GIVEN INSTRUCTION: Pull out every line below that contains the word "cellulose".
####
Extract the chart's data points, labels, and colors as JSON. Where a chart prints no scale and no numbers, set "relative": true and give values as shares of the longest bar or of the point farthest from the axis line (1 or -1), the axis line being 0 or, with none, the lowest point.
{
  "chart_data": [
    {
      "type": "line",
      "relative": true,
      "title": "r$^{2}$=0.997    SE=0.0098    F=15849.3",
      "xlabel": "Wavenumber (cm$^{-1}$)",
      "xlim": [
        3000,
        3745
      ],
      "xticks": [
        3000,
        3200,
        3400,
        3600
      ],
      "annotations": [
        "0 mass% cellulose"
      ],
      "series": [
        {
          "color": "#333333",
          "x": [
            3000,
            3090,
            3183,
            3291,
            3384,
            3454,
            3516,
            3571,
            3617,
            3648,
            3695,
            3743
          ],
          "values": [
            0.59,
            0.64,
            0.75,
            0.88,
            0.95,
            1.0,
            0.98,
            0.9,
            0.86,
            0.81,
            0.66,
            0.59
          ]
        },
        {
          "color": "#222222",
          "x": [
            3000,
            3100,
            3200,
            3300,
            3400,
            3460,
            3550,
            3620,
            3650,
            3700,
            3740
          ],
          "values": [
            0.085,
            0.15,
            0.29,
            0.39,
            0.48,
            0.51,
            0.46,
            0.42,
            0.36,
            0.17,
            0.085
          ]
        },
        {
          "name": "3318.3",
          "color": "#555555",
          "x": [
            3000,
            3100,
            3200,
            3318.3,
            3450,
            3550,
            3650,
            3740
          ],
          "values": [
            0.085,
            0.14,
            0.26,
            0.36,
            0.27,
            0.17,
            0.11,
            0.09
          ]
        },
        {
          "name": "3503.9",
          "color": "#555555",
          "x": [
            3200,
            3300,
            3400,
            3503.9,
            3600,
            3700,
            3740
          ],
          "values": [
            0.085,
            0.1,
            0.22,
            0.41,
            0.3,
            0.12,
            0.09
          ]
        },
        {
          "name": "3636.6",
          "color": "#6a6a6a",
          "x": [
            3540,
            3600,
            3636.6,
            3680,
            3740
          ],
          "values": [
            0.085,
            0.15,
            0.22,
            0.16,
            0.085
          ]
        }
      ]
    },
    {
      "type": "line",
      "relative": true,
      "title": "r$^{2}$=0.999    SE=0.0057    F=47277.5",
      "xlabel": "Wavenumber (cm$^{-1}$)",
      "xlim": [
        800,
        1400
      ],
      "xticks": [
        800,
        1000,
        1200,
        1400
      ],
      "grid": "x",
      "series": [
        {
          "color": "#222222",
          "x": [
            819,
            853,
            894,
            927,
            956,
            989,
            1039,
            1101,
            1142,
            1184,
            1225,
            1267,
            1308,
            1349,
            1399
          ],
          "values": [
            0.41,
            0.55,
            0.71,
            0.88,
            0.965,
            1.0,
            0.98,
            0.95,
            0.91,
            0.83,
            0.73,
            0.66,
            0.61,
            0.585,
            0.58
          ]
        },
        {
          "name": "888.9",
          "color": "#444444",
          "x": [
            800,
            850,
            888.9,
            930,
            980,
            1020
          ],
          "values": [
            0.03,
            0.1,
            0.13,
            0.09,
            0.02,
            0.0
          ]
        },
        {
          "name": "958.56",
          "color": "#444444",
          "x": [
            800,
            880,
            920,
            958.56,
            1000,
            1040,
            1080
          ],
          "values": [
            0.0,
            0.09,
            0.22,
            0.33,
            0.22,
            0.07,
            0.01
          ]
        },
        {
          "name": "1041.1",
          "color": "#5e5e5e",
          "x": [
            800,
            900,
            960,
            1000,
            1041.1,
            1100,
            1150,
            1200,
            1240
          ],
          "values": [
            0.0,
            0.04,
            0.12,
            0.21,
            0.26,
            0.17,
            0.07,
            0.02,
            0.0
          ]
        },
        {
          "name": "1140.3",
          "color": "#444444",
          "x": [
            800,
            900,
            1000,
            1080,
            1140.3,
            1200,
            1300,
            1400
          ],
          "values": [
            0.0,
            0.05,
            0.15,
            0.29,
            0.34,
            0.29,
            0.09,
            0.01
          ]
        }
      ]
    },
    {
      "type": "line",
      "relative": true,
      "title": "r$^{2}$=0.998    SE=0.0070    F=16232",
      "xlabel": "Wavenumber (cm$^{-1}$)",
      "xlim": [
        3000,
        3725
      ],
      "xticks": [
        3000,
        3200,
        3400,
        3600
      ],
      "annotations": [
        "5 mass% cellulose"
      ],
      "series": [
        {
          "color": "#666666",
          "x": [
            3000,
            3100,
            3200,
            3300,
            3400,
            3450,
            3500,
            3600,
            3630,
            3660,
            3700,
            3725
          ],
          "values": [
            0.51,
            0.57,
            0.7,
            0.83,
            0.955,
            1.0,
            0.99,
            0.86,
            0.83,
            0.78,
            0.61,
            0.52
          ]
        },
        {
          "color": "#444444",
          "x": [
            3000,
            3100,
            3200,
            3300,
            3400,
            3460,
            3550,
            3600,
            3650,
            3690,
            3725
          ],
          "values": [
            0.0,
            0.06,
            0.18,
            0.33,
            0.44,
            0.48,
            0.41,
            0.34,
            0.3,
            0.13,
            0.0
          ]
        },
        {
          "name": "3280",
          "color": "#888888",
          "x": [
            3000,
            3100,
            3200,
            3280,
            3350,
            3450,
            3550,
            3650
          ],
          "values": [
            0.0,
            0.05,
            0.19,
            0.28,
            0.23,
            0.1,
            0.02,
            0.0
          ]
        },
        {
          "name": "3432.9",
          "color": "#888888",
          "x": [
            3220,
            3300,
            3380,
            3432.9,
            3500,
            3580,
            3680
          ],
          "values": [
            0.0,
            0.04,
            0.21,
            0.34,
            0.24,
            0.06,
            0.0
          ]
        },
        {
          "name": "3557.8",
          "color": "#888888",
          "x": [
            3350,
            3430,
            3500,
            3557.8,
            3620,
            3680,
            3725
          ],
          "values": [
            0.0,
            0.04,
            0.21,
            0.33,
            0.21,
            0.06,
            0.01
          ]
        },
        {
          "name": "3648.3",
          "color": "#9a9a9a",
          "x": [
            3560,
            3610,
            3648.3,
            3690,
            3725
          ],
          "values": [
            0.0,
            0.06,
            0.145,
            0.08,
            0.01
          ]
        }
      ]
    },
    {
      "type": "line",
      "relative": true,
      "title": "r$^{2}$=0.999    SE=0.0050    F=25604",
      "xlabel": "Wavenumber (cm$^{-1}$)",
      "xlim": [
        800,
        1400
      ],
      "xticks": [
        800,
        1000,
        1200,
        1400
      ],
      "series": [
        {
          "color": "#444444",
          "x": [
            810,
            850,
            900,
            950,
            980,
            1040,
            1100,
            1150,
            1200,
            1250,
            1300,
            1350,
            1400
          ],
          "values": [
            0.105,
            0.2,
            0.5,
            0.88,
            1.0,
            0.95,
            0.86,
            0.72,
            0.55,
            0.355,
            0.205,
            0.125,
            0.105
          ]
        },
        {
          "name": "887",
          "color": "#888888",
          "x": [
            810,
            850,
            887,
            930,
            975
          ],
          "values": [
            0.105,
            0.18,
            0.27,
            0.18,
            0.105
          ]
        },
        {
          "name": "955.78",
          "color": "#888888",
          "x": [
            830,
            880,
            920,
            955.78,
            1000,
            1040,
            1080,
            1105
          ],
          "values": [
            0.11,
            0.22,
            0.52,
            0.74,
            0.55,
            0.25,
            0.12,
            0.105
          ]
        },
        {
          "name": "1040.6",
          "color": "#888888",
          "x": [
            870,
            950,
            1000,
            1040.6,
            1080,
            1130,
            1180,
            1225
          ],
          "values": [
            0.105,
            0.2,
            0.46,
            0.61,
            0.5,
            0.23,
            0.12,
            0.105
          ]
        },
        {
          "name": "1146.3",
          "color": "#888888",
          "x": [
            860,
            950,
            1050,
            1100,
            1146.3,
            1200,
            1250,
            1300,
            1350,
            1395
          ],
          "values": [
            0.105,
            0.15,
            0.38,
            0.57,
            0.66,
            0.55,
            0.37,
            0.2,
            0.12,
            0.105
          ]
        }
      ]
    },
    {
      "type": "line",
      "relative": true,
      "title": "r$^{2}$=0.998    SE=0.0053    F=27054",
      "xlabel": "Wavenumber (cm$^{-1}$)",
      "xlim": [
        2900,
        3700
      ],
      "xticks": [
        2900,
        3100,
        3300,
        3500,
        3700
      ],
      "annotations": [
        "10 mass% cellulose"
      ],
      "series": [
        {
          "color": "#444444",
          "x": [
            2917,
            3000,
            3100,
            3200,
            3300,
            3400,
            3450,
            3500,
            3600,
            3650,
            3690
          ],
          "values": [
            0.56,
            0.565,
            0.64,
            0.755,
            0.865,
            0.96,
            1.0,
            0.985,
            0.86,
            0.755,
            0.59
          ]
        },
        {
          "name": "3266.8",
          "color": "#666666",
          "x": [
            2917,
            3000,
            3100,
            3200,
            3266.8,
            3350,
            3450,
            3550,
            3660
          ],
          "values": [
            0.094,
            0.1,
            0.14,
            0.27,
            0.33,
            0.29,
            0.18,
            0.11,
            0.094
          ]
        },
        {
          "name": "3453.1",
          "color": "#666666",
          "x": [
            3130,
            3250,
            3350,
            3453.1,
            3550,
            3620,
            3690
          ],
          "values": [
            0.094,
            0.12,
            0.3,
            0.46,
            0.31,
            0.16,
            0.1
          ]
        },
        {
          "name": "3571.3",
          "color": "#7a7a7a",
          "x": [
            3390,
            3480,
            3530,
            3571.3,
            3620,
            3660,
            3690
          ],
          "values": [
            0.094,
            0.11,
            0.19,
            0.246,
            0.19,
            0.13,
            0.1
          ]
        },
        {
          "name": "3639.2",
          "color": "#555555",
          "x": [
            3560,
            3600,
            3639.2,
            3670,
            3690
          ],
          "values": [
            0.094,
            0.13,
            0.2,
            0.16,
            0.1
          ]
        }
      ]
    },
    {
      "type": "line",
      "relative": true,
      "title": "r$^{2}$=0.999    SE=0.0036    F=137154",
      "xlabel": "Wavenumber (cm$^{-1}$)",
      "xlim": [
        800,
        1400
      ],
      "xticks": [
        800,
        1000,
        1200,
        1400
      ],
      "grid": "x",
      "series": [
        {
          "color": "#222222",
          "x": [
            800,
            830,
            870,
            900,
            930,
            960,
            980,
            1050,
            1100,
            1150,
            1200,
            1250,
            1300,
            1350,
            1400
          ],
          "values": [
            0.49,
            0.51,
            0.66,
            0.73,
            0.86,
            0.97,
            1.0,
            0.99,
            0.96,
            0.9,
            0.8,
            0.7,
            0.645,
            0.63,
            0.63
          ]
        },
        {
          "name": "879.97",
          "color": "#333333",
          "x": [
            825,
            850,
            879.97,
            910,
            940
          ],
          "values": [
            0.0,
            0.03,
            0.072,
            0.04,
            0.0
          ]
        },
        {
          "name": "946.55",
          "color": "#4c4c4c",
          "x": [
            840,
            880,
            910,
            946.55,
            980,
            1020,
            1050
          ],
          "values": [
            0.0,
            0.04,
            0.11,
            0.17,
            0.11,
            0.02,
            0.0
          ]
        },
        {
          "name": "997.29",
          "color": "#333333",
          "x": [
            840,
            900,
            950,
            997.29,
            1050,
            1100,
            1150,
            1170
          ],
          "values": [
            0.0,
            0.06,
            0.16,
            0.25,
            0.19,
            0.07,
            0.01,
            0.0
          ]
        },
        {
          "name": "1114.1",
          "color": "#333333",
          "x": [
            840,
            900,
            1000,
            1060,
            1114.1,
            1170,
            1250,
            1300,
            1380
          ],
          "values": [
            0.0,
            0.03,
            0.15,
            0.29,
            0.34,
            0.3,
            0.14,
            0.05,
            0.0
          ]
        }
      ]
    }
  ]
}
####
FINAL RESULT:
        "0 mass% cellulose"
        "5 mass% cellulose"
        "10 mass% cellulose"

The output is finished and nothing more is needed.